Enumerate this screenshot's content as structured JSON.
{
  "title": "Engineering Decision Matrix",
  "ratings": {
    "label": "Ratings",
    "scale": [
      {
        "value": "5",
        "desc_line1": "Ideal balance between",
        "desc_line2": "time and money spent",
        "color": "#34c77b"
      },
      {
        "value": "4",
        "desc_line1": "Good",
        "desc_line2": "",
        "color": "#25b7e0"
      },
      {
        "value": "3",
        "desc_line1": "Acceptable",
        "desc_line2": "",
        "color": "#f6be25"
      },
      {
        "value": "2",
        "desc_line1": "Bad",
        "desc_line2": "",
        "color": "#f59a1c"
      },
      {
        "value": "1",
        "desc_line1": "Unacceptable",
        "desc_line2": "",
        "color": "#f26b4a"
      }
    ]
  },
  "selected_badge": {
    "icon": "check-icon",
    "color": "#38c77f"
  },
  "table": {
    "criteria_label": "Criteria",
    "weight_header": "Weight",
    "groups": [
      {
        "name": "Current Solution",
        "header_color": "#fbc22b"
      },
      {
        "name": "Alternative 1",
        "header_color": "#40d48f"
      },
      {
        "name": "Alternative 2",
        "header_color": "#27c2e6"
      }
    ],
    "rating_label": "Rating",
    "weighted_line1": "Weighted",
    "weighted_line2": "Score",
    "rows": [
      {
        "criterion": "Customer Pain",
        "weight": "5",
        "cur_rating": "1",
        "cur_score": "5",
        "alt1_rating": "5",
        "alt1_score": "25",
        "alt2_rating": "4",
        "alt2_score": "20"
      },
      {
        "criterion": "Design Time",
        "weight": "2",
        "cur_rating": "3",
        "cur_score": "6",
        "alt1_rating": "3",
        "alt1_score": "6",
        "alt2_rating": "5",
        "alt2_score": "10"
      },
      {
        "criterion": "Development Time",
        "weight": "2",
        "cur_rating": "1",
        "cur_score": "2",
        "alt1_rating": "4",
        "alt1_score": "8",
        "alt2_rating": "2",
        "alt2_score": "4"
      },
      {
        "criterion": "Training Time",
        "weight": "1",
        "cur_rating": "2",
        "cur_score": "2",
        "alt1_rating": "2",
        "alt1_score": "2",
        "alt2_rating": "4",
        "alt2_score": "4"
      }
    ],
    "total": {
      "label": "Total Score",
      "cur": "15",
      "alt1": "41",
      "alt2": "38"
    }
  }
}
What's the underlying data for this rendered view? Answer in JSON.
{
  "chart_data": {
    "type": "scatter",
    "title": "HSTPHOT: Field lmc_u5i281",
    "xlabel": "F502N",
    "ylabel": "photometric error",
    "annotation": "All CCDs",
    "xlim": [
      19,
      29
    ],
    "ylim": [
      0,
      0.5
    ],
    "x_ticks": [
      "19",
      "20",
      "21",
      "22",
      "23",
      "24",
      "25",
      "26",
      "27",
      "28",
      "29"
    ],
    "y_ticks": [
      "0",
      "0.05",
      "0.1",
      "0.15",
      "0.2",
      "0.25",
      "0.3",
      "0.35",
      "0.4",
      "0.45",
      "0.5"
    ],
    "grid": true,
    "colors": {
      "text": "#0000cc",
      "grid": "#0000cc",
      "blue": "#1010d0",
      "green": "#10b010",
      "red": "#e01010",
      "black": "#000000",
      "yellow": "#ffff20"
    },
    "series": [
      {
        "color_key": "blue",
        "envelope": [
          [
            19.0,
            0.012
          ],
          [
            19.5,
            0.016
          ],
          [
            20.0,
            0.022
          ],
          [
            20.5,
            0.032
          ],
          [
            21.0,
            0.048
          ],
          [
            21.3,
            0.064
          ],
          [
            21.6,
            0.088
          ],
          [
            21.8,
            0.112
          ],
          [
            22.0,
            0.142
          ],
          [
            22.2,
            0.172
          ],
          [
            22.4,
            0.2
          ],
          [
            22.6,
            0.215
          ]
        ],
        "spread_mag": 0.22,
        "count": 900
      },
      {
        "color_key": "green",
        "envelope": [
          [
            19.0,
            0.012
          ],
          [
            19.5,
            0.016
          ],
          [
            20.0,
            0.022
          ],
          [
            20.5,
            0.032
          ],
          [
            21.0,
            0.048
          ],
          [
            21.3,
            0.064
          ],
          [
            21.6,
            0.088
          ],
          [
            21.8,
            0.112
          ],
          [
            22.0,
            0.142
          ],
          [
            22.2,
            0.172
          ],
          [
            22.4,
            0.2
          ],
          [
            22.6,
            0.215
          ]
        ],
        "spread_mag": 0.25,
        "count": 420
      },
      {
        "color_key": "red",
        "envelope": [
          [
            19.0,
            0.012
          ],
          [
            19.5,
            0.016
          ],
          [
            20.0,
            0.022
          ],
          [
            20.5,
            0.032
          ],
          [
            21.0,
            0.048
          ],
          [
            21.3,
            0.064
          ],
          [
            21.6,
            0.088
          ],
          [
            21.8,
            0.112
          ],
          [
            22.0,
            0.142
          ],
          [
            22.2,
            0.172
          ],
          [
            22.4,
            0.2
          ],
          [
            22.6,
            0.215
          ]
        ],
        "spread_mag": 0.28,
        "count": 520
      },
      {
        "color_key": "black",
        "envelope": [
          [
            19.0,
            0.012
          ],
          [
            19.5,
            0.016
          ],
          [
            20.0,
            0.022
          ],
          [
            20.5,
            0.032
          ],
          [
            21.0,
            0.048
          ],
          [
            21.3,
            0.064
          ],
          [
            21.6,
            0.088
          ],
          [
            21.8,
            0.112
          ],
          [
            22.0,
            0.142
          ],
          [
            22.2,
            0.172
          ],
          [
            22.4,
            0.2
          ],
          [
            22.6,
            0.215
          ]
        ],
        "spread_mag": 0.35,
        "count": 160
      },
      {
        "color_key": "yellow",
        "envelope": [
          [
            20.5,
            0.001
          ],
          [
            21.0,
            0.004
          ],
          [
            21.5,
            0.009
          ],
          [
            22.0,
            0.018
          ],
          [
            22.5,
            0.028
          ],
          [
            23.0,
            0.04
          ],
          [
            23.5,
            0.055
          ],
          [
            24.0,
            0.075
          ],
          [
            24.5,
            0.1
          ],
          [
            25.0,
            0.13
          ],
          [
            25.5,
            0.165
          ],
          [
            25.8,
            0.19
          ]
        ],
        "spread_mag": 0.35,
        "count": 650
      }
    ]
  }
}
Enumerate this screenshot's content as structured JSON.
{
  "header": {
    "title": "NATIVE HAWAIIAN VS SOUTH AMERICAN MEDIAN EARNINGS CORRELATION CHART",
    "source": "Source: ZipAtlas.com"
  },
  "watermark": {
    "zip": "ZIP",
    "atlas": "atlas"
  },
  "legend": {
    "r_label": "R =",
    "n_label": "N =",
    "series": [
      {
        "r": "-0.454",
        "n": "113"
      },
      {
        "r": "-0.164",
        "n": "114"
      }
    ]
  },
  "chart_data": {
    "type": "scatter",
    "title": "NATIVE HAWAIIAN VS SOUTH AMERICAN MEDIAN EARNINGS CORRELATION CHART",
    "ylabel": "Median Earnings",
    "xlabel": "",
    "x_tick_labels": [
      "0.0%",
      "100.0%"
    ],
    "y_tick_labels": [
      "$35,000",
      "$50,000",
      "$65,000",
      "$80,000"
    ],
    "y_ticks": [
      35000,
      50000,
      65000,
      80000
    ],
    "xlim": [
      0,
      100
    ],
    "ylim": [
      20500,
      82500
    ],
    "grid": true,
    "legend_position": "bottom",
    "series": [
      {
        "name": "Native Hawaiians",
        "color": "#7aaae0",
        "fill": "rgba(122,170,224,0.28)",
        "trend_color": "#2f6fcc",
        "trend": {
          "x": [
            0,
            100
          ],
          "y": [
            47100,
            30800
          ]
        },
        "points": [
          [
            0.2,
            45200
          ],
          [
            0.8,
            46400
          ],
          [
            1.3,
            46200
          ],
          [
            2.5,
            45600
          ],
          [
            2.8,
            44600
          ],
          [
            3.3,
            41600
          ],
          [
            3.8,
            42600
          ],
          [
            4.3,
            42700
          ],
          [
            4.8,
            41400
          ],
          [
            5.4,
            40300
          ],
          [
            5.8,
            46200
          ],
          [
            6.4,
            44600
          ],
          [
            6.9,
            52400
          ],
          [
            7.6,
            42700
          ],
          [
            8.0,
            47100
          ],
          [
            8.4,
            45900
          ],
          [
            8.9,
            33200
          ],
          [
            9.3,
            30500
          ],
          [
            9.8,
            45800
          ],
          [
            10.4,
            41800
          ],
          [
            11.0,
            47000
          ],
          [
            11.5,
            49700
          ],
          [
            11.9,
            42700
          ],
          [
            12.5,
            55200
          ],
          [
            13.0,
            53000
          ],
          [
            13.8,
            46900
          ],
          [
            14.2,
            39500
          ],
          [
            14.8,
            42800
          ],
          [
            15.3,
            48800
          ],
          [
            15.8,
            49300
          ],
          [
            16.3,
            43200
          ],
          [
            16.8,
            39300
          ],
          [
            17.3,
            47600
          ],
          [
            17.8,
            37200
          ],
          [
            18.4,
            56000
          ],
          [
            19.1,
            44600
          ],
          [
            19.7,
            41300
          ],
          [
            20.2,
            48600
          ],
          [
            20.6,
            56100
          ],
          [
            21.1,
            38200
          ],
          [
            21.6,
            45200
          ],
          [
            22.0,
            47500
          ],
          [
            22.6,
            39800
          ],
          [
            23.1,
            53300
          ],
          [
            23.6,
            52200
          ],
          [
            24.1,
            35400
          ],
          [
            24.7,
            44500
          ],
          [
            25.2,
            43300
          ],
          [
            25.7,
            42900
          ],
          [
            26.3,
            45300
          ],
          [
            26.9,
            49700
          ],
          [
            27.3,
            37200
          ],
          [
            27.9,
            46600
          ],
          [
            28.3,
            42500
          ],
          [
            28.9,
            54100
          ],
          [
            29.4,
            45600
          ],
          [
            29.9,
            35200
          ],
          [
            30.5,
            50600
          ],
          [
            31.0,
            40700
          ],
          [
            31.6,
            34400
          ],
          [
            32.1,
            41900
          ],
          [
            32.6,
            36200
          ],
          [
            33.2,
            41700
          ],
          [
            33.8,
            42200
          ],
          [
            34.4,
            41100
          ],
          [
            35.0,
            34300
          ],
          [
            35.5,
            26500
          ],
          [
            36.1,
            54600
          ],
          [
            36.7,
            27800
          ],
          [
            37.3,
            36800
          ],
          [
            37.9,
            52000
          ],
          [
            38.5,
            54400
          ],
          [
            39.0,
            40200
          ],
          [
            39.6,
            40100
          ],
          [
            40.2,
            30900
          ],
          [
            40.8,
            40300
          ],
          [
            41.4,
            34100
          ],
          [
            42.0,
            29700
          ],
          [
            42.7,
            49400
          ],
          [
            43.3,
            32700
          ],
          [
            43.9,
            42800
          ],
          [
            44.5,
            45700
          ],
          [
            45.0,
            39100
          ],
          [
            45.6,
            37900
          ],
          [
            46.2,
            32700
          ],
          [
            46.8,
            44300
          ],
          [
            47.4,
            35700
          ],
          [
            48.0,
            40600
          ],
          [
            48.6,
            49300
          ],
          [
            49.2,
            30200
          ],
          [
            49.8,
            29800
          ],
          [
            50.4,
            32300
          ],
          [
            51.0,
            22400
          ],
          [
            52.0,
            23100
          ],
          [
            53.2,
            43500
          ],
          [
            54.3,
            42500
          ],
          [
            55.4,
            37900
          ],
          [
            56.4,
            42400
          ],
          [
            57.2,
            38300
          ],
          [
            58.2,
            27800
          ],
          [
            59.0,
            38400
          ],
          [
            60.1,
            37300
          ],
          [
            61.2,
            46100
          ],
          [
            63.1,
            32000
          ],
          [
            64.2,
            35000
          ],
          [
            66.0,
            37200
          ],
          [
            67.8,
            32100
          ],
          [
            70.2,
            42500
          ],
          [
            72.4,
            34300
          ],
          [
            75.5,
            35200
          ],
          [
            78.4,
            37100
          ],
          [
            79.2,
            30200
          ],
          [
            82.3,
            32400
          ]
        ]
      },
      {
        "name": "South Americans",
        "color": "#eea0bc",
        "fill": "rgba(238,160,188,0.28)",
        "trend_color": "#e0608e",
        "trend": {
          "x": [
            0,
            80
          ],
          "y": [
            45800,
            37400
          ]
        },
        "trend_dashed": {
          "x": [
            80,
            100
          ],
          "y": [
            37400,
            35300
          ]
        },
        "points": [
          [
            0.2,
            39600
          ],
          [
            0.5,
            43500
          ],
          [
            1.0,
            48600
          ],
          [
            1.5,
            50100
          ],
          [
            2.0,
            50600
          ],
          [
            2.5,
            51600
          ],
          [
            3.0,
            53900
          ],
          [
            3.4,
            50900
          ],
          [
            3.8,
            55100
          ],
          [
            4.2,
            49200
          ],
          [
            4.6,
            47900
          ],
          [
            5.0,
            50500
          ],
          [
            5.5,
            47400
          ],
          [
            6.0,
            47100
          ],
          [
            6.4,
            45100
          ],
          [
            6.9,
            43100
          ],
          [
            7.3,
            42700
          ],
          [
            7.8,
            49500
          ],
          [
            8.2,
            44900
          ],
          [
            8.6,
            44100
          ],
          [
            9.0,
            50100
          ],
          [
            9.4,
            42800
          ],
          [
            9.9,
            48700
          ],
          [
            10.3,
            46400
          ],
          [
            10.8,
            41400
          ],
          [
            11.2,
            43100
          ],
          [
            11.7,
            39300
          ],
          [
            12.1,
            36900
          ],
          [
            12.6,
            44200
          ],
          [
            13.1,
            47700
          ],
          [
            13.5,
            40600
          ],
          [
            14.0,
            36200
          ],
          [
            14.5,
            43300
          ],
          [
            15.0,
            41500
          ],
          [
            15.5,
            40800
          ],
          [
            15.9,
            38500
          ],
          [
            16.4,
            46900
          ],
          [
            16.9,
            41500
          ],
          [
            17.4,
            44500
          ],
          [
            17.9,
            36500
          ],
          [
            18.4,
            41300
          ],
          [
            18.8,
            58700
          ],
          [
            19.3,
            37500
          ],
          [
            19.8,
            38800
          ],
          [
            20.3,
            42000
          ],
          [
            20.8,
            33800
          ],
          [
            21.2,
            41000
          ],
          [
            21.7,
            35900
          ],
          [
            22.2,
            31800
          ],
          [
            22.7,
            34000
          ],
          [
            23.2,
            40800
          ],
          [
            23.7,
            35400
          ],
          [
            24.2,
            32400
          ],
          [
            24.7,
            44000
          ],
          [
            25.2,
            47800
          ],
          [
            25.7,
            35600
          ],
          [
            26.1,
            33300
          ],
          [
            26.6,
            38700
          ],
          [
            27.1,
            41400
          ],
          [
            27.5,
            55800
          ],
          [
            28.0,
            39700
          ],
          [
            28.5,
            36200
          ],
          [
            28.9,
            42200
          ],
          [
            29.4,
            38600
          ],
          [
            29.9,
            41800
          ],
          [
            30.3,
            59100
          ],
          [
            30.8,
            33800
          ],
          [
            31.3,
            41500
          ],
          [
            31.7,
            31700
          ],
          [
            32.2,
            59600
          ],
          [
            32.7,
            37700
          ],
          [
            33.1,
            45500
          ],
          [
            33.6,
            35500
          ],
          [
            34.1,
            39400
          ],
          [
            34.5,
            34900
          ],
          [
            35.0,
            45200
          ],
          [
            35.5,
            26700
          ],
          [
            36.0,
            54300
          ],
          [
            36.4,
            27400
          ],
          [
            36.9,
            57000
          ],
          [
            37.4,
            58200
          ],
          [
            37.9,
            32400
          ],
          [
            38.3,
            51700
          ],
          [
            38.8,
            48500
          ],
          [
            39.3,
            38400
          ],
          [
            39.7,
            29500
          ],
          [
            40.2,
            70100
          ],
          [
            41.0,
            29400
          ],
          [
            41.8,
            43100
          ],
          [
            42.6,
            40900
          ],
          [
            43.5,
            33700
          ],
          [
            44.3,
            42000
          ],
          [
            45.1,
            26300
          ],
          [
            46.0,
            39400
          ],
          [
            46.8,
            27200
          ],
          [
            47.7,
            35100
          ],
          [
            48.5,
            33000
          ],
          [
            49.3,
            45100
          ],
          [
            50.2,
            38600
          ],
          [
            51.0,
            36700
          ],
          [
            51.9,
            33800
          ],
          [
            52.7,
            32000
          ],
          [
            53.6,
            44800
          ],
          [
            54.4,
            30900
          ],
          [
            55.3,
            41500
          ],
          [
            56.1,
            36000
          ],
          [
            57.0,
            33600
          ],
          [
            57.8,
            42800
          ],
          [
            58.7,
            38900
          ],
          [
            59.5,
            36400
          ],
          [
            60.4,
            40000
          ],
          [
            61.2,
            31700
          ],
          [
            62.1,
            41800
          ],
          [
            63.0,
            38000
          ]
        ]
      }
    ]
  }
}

◇ ◇ ◇ ◇ ◇ ◇ ◇

In the entries above, locate every line with the word "fill" and copy it.

        "fill": "rgba(122,170,224,0.28)",
        "fill": "rgba(238,160,188,0.28)",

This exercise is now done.